— START Material supplied —
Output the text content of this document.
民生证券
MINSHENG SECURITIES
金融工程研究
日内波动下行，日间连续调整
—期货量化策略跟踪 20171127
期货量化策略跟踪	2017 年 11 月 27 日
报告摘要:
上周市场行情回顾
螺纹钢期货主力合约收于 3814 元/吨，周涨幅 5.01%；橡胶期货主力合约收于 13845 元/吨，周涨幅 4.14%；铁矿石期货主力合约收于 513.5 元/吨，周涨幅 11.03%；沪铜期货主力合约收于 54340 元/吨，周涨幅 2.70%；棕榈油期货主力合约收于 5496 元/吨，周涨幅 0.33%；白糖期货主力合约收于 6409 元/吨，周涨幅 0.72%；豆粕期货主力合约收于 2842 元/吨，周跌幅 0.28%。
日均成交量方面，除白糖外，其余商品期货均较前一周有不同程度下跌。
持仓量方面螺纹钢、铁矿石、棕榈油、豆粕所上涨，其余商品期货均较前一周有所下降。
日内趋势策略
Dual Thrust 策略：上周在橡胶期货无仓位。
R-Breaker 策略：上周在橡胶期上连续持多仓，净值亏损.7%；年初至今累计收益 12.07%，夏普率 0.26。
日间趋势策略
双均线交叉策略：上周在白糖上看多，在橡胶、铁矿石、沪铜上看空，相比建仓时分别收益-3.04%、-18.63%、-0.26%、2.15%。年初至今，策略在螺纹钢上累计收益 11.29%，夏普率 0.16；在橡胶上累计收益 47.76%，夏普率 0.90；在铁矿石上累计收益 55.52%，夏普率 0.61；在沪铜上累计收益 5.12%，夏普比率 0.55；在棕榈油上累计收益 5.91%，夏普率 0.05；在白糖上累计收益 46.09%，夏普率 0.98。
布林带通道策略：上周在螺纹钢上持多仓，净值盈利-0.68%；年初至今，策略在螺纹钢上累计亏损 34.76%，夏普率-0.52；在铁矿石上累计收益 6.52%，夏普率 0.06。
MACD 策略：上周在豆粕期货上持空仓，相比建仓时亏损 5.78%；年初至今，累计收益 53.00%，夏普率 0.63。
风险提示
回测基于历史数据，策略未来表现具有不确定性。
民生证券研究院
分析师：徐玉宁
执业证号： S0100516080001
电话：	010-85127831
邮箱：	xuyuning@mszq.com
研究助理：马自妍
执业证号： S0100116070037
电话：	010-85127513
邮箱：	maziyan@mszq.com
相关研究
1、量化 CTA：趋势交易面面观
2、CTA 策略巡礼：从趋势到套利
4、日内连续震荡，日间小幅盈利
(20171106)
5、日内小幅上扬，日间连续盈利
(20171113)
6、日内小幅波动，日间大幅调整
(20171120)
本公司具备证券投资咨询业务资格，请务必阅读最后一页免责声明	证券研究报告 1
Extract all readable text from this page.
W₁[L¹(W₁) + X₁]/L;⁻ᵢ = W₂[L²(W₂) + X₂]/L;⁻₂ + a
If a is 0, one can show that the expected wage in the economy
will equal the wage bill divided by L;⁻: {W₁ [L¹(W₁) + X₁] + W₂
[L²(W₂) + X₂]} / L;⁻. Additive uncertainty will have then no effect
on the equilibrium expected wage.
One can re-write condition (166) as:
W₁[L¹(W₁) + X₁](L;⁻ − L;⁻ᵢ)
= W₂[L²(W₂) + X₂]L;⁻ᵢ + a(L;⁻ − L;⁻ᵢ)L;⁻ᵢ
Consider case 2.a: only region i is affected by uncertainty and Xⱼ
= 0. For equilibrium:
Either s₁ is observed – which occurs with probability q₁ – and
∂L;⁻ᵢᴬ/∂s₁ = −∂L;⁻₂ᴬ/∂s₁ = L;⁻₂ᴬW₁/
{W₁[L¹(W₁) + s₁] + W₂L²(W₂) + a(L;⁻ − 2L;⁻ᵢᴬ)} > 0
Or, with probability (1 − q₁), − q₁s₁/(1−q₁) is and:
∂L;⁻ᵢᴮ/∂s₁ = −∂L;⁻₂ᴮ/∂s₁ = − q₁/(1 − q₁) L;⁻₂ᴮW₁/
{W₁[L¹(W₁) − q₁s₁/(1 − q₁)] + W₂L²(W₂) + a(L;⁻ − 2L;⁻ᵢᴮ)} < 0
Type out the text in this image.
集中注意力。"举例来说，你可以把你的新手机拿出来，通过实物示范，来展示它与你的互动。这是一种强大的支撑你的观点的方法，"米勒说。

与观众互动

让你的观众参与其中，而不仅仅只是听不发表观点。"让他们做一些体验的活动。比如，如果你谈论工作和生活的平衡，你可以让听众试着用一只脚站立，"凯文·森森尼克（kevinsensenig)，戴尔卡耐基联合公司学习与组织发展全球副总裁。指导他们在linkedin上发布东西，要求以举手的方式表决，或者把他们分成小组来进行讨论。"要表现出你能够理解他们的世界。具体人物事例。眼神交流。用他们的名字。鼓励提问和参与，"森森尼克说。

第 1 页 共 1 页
— END Material supplied —
Written instruction: Every entry should be printed again exactly as it stands.

Result for this exercise:
Output the text content of this document.
民生证券
MINSHENG SECURITIES
金融工程研究
日内波动下行，日间连续调整
—期货量化策略跟踪 20171127
期货量化策略跟踪	2017 年 11 月 27 日
报告摘要:
上周市场行情回顾
螺纹钢期货主力合约收于 3814 元/吨，周涨幅 5.01%；橡胶期货主力合约收于 13845 元/吨，周涨幅 4.14%；铁矿石期货主力合约收于 513.5 元/吨，周涨幅 11.03%；沪铜期货主力合约收于 54340 元/吨，周涨幅 2.70%；棕榈油期货主力合约收于 5496 元/吨，周涨幅 0.33%；白糖期货主力合约收于 6409 元/吨，周涨幅 0.72%；豆粕期货主力合约收于 2842 元/吨，周跌幅 0.28%。
日均成交量方面，除白糖外，其余商品期货均较前一周有不同程度下跌。
持仓量方面螺纹钢、铁矿石、棕榈油、豆粕所上涨，其余商品期货均较前一周有所下降。
日内趋势策略
Dual Thrust 策略：上周在橡胶期货无仓位。
R-Breaker 策略：上周在橡胶期上连续持多仓，净值亏损.7%；年初至今累计收益 12.07%，夏普率 0.26。
日间趋势策略
双均线交叉策略：上周在白糖上看多，在橡胶、铁矿石、沪铜上看空，相比建仓时分别收益-3.04%、-18.63%、-0.26%、2.15%。年初至今，策略在螺纹钢上累计收益 11.29%，夏普率 0.16；在橡胶上累计收益 47.76%，夏普率 0.90；在铁矿石上累计收益 55.52%，夏普率 0.61；在沪铜上累计收益 5.12%，夏普比率 0.55；在棕榈油上累计收益 5.91%，夏普率 0.05；在白糖上累计收益 46.09%，夏普率 0.98。
布林带通道策略：上周在螺纹钢上持多仓，净值盈利-0.68%；年初至今，策略在螺纹钢上累计亏损 34.76%，夏普率-0.52；在铁矿石上累计收益 6.52%，夏普率 0.06。
MACD 策略：上周在豆粕期货上持空仓，相比建仓时亏损 5.78%；年初至今，累计收益 53.00%，夏普率 0.63。
风险提示
回测基于历史数据，策略未来表现具有不确定性。
民生证券研究院
分析师：徐玉宁
执业证号： S0100516080001
电话：	010-85127831
邮箱：	xuyuning@mszq.com
研究助理：马自妍
执业证号： S0100116070037
电话：	010-85127513
邮箱：	maziyan@mszq.com
相关研究
1、量化 CTA：趋势交易面面观
2、CTA 策略巡礼：从趋势到套利
4、日内连续震荡，日间小幅盈利
(20171106)
5、日内小幅上扬，日间连续盈利
(20171113)
6、日内小幅波动，日间大幅调整
(20171120)
本公司具备证券投资咨询业务资格，请务必阅读最后一页免责声明	证券研究报告 1
Extract all readable text from this page.
W₁[L¹(W₁) + X₁]/L;⁻ᵢ = W₂[L²(W₂) + X₂]/L;⁻₂ + a
If a is 0, one can show that the expected wage in the economy
will equal the wage bill divided by L;⁻: {W₁ [L¹(W₁) + X₁] + W₂
[L²(W₂) + X₂]} / L;⁻. Additive uncertainty will have then no effect
on the equilibrium expected wage.
One can re-write condition (166) as:
W₁[L¹(W₁) + X₁](L;⁻ − L;⁻ᵢ)
= W₂[L²(W₂) + X₂]L;⁻ᵢ + a(L;⁻ − L;⁻ᵢ)L;⁻ᵢ
Consider case 2.a: only region i is affected by uncertainty and Xⱼ
= 0. For equilibrium:
Either s₁ is observed – which occurs with probability q₁ – and
∂L;⁻ᵢᴬ/∂s₁ = −∂L;⁻₂ᴬ/∂s₁ = L;⁻₂ᴬW₁/
{W₁[L¹(W₁) + s₁] + W₂L²(W₂) + a(L;⁻ − 2L;⁻ᵢᴬ)} > 0
Or, with probability (1 − q₁), − q₁s₁/(1−q₁) is and:
∂L;⁻ᵢᴮ/∂s₁ = −∂L;⁻₂ᴮ/∂s₁ = − q₁/(1 − q₁) L;⁻₂ᴮW₁/
{W₁[L¹(W₁) − q₁s₁/(1 − q₁)] + W₂L²(W₂) + a(L;⁻ − 2L;⁻ᵢᴮ)} < 0
Type out the text in this image.
集中注意力。"举例来说，你可以把你的新手机拿出来，通过实物示范，来展示它与你的互动。这是一种强大的支撑你的观点的方法，"米勒说。

与观众互动

让你的观众参与其中，而不仅仅只是听不发表观点。"让他们做一些体验的活动。比如，如果你谈论工作和生活的平衡，你可以让听众试着用一只脚站立，"凯文·森森尼克（kevinsensenig)，戴尔卡耐基联合公司学习与组织发展全球副总裁。指导他们在linkedin上发布东西，要求以举手的方式表决，或者把他们分成小组来进行讨论。"要表现出你能够理解他们的世界。具体人物事例。眼神交流。用他们的名字。鼓励提问和参与，"森森尼克说。

第 1 页 共 1 页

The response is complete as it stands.